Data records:
━━━━━━━━━━━━━━━━━━━━

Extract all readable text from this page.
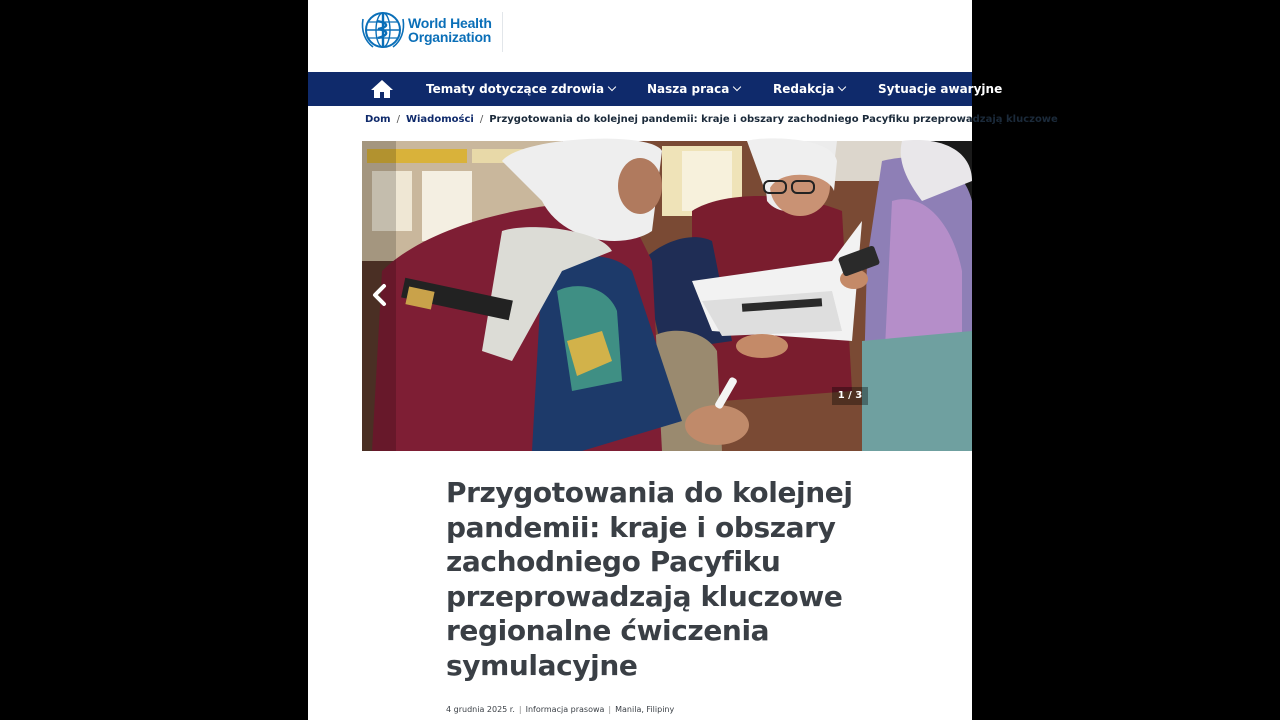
World Health
Organization
Tematy dotyczące zdrowia	Nasza praca	Redakcja	Sytuacje awaryjne
Dom / Wiadomości / Przygotowania do kolejnej pandemii: kraje i obszary zachodniego Pacyfiku przeprowadzają kluczowe
1 / 3
Przygotowania do kolejnej pandemii: kraje i obszary zachodniego Pacyfiku przeprowadzają kluczowe regionalne ćwiczenia symulacyjne
4 grudnia 2025 r. | Informacja prasowa | Manila, Filipiny
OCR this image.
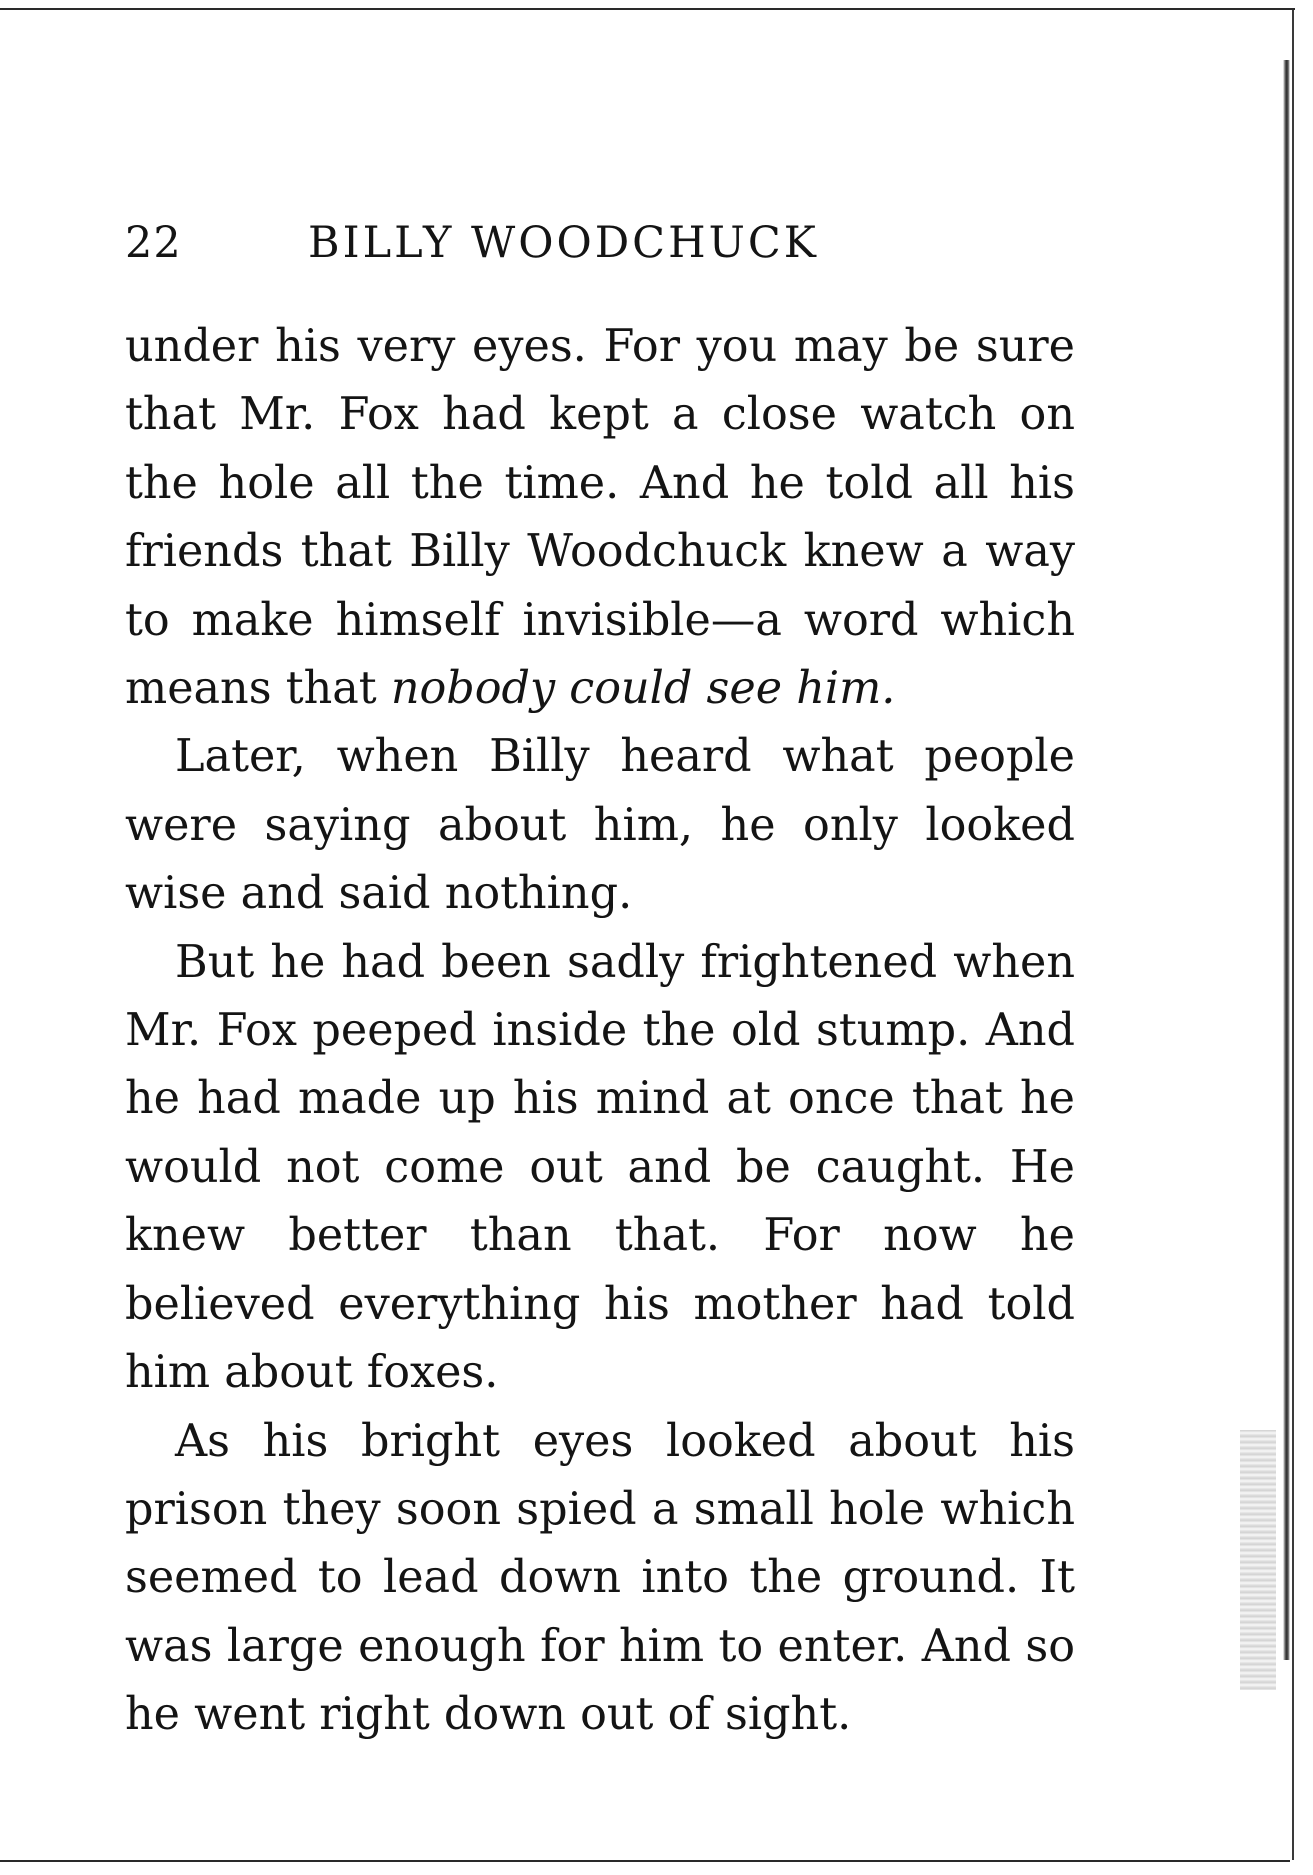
22	BILLY WOODCHUCK

under his very eyes. For you may be sure that Mr. Fox had kept a close watch on the hole all the time. And he told all his friends that Billy Woodchuck knew a way to make himself invisible—a word which means that nobody could see him.

Later, when Billy heard what people were saying about him, he only looked wise and said nothing.

But he had been sadly frightened when Mr. Fox peeped inside the old stump. And he had made up his mind at once that he would not come out and be caught. He knew better than that. For now he believed everything his mother had told him about foxes.

As his bright eyes looked about his prison they soon spied a small hole which seemed to lead down into the ground. It was large enough for him to enter. And so he went right down out of sight.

━━━━━━━━━━━━━━━━━━━━

- [EXERCISE] All the records need to be repeated exactly, with the images dropped.

- [RESPONSE TO THIS TASK]
Extract all readable text from this page.
World Health
Organization
Tematy dotyczące zdrowia	Nasza praca	Redakcja	Sytuacje awaryjne
Dom / Wiadomości / Przygotowania do kolejnej pandemii: kraje i obszary zachodniego Pacyfiku przeprowadzają kluczowe
1 / 3
Przygotowania do kolejnej pandemii: kraje i obszary zachodniego Pacyfiku przeprowadzają kluczowe regionalne ćwiczenia symulacyjne
4 grudnia 2025 r. | Informacja prasowa | Manila, Filipiny
OCR this image.
22	BILLY WOODCHUCK

under his very eyes. For you may be sure that Mr. Fox had kept a close watch on the hole all the time. And he told all his friends that Billy Woodchuck knew a way to make himself invisible—a word which means that nobody could see him.

Later, when Billy heard what people were saying about him, he only looked wise and said nothing.

But he had been sadly frightened when Mr. Fox peeped inside the old stump. And he had made up his mind at once that he would not come out and be caught. He knew better than that. For now he believed everything his mother had told him about foxes.

As his bright eyes looked about his prison they soon spied a small hole which seemed to lead down into the ground. It was large enough for him to enter. And so he went right down out of sight.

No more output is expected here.